--- Start ---

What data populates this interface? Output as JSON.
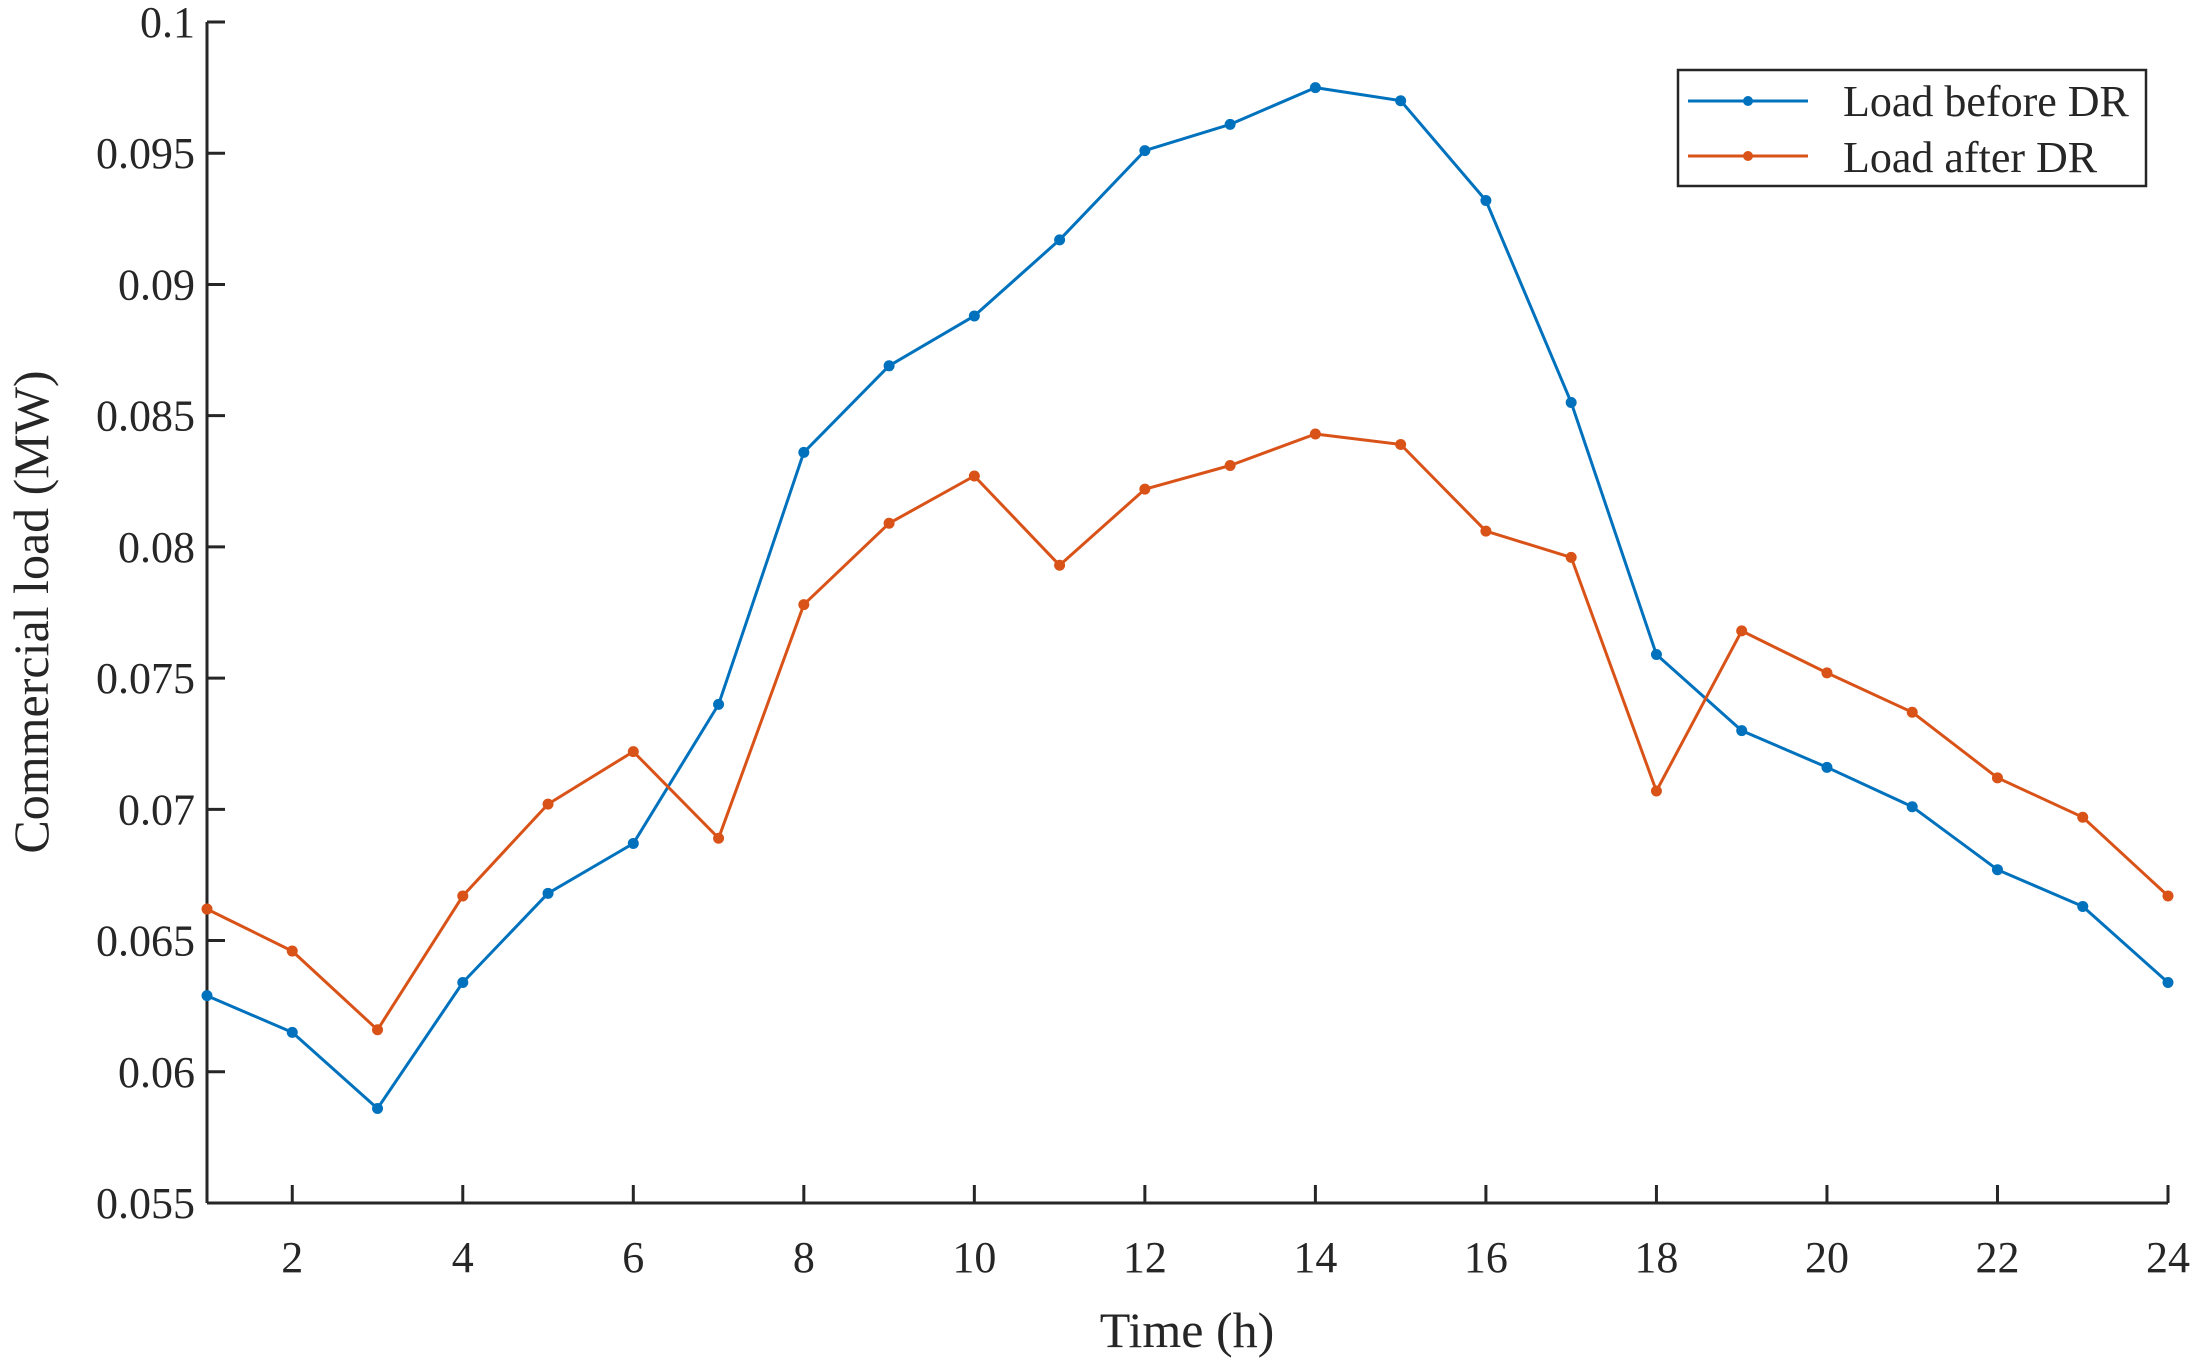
{
  "chart_data": {
    "type": "line",
    "title": "",
    "xlabel": "Time (h)",
    "ylabel": "Commercial load (MW)",
    "xlim": [
      1,
      24
    ],
    "ylim": [
      0.055,
      0.1
    ],
    "xticks": [
      2,
      4,
      6,
      8,
      10,
      12,
      14,
      16,
      18,
      20,
      22,
      24
    ],
    "xtick_labels": [
      "2",
      "4",
      "6",
      "8",
      "10",
      "12",
      "14",
      "16",
      "18",
      "20",
      "22",
      "24"
    ],
    "yticks": [
      0.055,
      0.06,
      0.065,
      0.07,
      0.075,
      0.08,
      0.085,
      0.09,
      0.095,
      0.1
    ],
    "ytick_labels": [
      "0.055",
      "0.06",
      "0.065",
      "0.07",
      "0.075",
      "0.08",
      "0.085",
      "0.09",
      "0.095",
      "0.1"
    ],
    "grid": false,
    "legend_position": "top-right",
    "x": [
      1,
      2,
      3,
      4,
      5,
      6,
      7,
      8,
      9,
      10,
      11,
      12,
      13,
      14,
      15,
      16,
      17,
      18,
      19,
      20,
      21,
      22,
      23,
      24
    ],
    "series": [
      {
        "name": "Load before DR",
        "color": "#0072BD",
        "marker": "dot",
        "values": [
          0.0629,
          0.0615,
          0.0586,
          0.0634,
          0.0668,
          0.0687,
          0.074,
          0.0836,
          0.0869,
          0.0888,
          0.0917,
          0.0951,
          0.0961,
          0.0975,
          0.097,
          0.0932,
          0.0855,
          0.0759,
          0.073,
          0.0716,
          0.0701,
          0.0677,
          0.0663,
          0.0634
        ]
      },
      {
        "name": "Load after DR",
        "color": "#D95319",
        "marker": "dot",
        "values": [
          0.0662,
          0.0646,
          0.0616,
          0.0667,
          0.0702,
          0.0722,
          0.0689,
          0.0778,
          0.0809,
          0.0827,
          0.0793,
          0.0822,
          0.0831,
          0.0843,
          0.0839,
          0.0806,
          0.0796,
          0.0707,
          0.0768,
          0.0752,
          0.0737,
          0.0712,
          0.0697,
          0.0667
        ]
      }
    ]
  }
}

--- End ---

Short task – Produce an exact copy of each line of data, skipping embedded images.

Written response –
What data populates this interface? Output as JSON.
{
  "chart_data": {
    "type": "line",
    "title": "",
    "xlabel": "Time (h)",
    "ylabel": "Commercial load (MW)",
    "xlim": [
      1,
      24
    ],
    "ylim": [
      0.055,
      0.1
    ],
    "xticks": [
      2,
      4,
      6,
      8,
      10,
      12,
      14,
      16,
      18,
      20,
      22,
      24
    ],
    "xtick_labels": [
      "2",
      "4",
      "6",
      "8",
      "10",
      "12",
      "14",
      "16",
      "18",
      "20",
      "22",
      "24"
    ],
    "yticks": [
      0.055,
      0.06,
      0.065,
      0.07,
      0.075,
      0.08,
      0.085,
      0.09,
      0.095,
      0.1
    ],
    "ytick_labels": [
      "0.055",
      "0.06",
      "0.065",
      "0.07",
      "0.075",
      "0.08",
      "0.085",
      "0.09",
      "0.095",
      "0.1"
    ],
    "grid": false,
    "legend_position": "top-right",
    "x": [
      1,
      2,
      3,
      4,
      5,
      6,
      7,
      8,
      9,
      10,
      11,
      12,
      13,
      14,
      15,
      16,
      17,
      18,
      19,
      20,
      21,
      22,
      23,
      24
    ],
    "series": [
      {
        "name": "Load before DR",
        "color": "#0072BD",
        "marker": "dot",
        "values": [
          0.0629,
          0.0615,
          0.0586,
          0.0634,
          0.0668,
          0.0687,
          0.074,
          0.0836,
          0.0869,
          0.0888,
          0.0917,
          0.0951,
          0.0961,
          0.0975,
          0.097,
          0.0932,
          0.0855,
          0.0759,
          0.073,
          0.0716,
          0.0701,
          0.0677,
          0.0663,
          0.0634
        ]
      },
      {
        "name": "Load after DR",
        "color": "#D95319",
        "marker": "dot",
        "values": [
          0.0662,
          0.0646,
          0.0616,
          0.0667,
          0.0702,
          0.0722,
          0.0689,
          0.0778,
          0.0809,
          0.0827,
          0.0793,
          0.0822,
          0.0831,
          0.0843,
          0.0839,
          0.0806,
          0.0796,
          0.0707,
          0.0768,
          0.0752,
          0.0737,
          0.0712,
          0.0697,
          0.0667
        ]
      }
    ]
  }
}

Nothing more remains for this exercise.